----- DATA -----
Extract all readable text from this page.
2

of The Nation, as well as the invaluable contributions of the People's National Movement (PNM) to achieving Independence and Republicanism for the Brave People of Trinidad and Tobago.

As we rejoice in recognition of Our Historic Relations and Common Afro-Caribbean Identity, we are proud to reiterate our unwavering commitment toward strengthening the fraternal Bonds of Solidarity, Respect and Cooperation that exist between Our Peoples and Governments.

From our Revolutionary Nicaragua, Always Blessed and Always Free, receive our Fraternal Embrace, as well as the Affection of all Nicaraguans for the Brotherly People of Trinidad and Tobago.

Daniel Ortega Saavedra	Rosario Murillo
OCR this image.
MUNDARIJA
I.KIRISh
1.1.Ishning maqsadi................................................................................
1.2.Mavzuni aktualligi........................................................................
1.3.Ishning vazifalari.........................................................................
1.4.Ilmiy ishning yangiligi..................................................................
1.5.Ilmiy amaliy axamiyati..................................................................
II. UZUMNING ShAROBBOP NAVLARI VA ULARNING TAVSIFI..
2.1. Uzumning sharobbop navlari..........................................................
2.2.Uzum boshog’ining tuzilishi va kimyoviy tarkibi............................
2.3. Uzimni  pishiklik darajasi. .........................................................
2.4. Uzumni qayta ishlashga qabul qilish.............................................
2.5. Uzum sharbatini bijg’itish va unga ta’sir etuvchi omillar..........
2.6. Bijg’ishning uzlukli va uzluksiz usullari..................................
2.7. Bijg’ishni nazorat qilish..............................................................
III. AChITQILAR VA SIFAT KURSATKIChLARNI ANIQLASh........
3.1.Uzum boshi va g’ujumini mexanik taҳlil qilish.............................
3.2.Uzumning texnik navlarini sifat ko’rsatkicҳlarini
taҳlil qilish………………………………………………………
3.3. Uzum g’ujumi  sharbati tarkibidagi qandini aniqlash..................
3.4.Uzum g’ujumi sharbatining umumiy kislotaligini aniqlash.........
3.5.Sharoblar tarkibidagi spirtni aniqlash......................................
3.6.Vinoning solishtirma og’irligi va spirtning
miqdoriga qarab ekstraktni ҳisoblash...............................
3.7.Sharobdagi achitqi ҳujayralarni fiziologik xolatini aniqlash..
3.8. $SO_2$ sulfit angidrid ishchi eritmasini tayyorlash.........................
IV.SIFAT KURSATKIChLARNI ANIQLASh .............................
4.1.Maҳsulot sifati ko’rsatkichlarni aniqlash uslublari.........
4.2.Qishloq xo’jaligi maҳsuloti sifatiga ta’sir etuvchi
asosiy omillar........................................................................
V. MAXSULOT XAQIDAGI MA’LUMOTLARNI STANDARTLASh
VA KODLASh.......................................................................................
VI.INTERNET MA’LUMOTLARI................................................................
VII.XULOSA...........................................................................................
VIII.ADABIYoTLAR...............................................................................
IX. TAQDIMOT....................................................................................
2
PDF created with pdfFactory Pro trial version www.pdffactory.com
-----
DESCRIPTION OF THE TASK:
Reproduce the material in full, with no word added or dropped.

RESULT:
Extract all readable text from this page.
2

of The Nation, as well as the invaluable contributions of the People's National Movement (PNM) to achieving Independence and Republicanism for the Brave People of Trinidad and Tobago.

As we rejoice in recognition of Our Historic Relations and Common Afro-Caribbean Identity, we are proud to reiterate our unwavering commitment toward strengthening the fraternal Bonds of Solidarity, Respect and Cooperation that exist between Our Peoples and Governments.

From our Revolutionary Nicaragua, Always Blessed and Always Free, receive our Fraternal Embrace, as well as the Affection of all Nicaraguans for the Brotherly People of Trinidad and Tobago.

Daniel Ortega Saavedra	Rosario Murillo
OCR this image.
MUNDARIJA
I.KIRISh
1.1.Ishning maqsadi................................................................................
1.2.Mavzuni aktualligi........................................................................
1.3.Ishning vazifalari.........................................................................
1.4.Ilmiy ishning yangiligi..................................................................
1.5.Ilmiy amaliy axamiyati..................................................................
II. UZUMNING ShAROBBOP NAVLARI VA ULARNING TAVSIFI..
2.1. Uzumning sharobbop navlari..........................................................
2.2.Uzum boshog’ining tuzilishi va kimyoviy tarkibi............................
2.3. Uzimni  pishiklik darajasi. .........................................................
2.4. Uzumni qayta ishlashga qabul qilish.............................................
2.5. Uzum sharbatini bijg’itish va unga ta’sir etuvchi omillar..........
2.6. Bijg’ishning uzlukli va uzluksiz usullari..................................
2.7. Bijg’ishni nazorat qilish..............................................................
III. AChITQILAR VA SIFAT KURSATKIChLARNI ANIQLASh........
3.1.Uzum boshi va g’ujumini mexanik taҳlil qilish.............................
3.2.Uzumning texnik navlarini sifat ko’rsatkicҳlarini
taҳlil qilish………………………………………………………
3.3. Uzum g’ujumi  sharbati tarkibidagi qandini aniqlash..................
3.4.Uzum g’ujumi sharbatining umumiy kislotaligini aniqlash.........
3.5.Sharoblar tarkibidagi spirtni aniqlash......................................
3.6.Vinoning solishtirma og’irligi va spirtning
miqdoriga qarab ekstraktni ҳisoblash...............................
3.7.Sharobdagi achitqi ҳujayralarni fiziologik xolatini aniqlash..
3.8. $SO_2$ sulfit angidrid ishchi eritmasini tayyorlash.........................
IV.SIFAT KURSATKIChLARNI ANIQLASh .............................
4.1.Maҳsulot sifati ko’rsatkichlarni aniqlash uslublari.........
4.2.Qishloq xo’jaligi maҳsuloti sifatiga ta’sir etuvchi
asosiy omillar........................................................................
V. MAXSULOT XAQIDAGI MA’LUMOTLARNI STANDARTLASh
VA KODLASh.......................................................................................
VI.INTERNET MA’LUMOTLARI................................................................
VII.XULOSA...........................................................................................
VIII.ADABIYoTLAR...............................................................................
IX. TAQDIMOT....................................................................................
2
PDF created with pdfFactory Pro trial version www.pdffactory.com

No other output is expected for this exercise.